● EXERCISE
In the records below, find the line with "Extract all the data from this chart as JSON." and the line with "Transcribe this image's"; return exactly those lines and every line between them.

● EXERCISE INPUT
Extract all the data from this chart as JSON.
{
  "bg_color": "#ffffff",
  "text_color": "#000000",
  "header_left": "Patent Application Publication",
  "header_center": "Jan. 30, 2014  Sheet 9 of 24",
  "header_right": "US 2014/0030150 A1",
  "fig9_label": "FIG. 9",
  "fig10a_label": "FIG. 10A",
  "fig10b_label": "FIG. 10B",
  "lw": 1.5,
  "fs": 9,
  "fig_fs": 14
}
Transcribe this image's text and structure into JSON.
---
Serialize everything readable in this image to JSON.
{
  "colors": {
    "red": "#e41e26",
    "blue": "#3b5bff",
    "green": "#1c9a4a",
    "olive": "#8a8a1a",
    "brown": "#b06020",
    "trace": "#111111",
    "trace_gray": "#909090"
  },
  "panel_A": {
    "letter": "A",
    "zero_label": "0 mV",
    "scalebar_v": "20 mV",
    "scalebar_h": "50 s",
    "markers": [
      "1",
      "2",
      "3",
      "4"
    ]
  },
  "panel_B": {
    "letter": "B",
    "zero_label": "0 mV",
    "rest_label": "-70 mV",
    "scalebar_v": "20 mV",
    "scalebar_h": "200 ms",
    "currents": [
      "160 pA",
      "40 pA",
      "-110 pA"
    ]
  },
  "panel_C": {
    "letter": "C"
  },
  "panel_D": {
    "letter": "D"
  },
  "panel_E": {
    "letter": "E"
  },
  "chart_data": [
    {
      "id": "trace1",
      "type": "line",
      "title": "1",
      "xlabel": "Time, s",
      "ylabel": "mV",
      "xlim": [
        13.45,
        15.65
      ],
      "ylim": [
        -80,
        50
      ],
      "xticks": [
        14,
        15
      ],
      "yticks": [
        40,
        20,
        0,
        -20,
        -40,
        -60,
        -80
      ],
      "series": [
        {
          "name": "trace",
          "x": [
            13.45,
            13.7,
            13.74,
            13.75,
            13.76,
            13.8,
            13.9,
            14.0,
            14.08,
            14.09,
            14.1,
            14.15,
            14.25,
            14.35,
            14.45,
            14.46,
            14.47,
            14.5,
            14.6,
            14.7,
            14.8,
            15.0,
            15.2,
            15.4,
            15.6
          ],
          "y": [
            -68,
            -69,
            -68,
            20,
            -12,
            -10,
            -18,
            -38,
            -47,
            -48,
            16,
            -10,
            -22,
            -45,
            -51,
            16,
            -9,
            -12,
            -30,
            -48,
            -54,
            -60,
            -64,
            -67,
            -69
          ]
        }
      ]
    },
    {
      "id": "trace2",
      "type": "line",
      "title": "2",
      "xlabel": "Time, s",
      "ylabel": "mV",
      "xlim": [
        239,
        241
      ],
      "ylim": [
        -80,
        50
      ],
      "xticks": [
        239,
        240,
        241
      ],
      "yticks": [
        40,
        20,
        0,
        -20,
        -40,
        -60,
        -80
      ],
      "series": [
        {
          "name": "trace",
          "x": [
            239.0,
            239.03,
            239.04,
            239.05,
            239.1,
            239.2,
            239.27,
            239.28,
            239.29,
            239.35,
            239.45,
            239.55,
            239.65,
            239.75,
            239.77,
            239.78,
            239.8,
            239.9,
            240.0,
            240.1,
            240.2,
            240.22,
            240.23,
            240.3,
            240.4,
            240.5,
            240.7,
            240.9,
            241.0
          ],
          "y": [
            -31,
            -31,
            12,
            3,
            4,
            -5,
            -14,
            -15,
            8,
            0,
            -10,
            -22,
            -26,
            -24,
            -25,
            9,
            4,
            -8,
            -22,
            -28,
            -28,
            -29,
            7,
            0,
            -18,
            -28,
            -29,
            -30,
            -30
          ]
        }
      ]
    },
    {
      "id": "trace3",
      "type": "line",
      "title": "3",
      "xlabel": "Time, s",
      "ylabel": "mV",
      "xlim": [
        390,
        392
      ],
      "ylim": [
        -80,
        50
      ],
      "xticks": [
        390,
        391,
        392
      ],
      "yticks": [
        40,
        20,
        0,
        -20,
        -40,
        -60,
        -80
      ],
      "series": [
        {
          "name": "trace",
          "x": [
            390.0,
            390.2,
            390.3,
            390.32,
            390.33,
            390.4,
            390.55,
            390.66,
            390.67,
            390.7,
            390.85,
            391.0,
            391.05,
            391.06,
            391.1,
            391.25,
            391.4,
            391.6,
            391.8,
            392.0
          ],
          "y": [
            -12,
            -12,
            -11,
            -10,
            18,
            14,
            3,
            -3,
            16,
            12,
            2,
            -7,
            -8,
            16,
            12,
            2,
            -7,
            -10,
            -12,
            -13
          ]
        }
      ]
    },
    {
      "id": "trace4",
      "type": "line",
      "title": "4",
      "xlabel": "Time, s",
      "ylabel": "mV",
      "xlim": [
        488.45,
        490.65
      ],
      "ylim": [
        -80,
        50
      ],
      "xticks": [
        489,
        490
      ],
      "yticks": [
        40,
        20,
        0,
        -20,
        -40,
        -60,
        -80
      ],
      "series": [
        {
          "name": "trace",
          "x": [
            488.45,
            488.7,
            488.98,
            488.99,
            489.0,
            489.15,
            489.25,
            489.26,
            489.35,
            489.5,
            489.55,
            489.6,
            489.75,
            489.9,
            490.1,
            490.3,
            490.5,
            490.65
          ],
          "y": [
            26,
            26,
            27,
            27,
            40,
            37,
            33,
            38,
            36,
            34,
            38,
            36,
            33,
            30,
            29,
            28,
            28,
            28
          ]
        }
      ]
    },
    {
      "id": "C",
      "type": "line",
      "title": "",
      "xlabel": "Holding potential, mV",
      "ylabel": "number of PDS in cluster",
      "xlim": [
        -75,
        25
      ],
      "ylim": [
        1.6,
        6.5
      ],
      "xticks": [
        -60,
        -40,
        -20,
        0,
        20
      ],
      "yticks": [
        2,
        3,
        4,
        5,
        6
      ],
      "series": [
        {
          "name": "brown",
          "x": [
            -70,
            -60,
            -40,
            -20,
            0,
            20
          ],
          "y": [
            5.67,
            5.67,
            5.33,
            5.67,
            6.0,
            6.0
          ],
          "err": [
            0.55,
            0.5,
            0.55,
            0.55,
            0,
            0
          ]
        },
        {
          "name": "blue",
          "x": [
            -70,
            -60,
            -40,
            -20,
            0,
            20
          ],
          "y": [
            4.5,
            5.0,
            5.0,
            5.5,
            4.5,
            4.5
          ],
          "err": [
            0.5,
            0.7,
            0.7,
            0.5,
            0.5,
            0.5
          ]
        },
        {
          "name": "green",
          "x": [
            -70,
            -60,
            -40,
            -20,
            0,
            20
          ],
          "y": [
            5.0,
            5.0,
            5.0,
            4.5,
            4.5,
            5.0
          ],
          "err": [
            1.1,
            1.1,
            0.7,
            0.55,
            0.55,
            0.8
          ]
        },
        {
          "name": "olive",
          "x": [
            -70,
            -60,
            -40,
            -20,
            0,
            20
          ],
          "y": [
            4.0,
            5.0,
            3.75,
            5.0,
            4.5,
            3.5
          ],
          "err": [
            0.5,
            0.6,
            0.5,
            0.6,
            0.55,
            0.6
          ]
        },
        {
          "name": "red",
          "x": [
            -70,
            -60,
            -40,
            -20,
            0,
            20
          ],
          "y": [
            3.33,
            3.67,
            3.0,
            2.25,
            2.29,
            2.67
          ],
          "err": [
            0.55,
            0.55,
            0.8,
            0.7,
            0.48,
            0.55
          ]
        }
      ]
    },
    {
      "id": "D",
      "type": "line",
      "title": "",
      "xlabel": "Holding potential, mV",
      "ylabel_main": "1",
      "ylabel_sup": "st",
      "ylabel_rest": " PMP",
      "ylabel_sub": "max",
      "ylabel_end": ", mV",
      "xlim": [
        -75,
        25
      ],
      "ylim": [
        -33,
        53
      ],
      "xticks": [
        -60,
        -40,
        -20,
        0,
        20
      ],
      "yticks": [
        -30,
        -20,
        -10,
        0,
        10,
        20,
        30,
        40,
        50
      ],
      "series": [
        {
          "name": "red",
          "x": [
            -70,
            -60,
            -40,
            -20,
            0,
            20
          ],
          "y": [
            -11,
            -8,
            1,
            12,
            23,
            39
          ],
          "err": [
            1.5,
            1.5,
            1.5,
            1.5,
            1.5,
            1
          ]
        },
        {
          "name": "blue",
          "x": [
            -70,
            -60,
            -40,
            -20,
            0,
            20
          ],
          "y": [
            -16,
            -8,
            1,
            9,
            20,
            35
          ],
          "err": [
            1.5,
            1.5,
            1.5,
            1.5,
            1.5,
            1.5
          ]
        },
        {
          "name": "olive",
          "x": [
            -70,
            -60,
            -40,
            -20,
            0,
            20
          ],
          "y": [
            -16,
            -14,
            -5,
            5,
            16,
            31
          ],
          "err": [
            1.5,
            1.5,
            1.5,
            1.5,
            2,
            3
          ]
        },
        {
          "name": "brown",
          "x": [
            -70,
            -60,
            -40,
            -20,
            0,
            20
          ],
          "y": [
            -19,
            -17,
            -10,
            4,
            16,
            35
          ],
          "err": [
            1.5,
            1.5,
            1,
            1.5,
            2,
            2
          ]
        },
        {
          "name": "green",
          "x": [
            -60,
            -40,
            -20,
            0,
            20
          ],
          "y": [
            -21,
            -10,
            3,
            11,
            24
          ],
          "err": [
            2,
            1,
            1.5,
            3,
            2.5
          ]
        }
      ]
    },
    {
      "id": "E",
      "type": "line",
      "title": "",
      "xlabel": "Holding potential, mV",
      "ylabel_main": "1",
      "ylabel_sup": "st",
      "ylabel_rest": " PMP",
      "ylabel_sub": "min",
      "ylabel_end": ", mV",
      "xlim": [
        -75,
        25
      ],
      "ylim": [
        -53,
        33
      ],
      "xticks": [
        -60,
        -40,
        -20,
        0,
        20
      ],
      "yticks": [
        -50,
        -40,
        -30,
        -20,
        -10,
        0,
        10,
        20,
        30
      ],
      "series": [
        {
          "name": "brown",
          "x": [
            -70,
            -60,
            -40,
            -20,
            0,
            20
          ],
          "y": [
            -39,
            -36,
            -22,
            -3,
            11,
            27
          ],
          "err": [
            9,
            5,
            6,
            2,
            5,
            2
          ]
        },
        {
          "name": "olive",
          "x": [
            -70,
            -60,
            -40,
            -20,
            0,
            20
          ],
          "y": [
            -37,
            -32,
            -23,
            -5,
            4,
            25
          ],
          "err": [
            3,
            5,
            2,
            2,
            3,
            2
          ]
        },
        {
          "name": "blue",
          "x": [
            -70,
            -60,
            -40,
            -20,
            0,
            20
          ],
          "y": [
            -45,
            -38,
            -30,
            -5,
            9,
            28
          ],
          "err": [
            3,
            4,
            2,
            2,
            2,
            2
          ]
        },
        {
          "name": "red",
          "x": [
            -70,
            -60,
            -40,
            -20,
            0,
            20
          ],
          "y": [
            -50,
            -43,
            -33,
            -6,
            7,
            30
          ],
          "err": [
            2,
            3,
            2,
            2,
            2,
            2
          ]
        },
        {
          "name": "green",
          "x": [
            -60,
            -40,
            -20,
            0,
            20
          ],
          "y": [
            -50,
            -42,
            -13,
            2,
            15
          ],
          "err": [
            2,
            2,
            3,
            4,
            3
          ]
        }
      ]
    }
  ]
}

● CORRECT OUTPUT
Extract all the data from this chart as JSON.
{
  "bg_color": "#ffffff",
  "text_color": "#000000",
  "header_left": "Patent Application Publication",
  "header_center": "Jan. 30, 2014  Sheet 9 of 24",
  "header_right": "US 2014/0030150 A1",
  "fig9_label": "FIG. 9",
  "fig10a_label": "FIG. 10A",
  "fig10b_label": "FIG. 10B",
  "lw": 1.5,
  "fs": 9,
  "fig_fs": 14
}
Transcribe this image's text and structure into JSON.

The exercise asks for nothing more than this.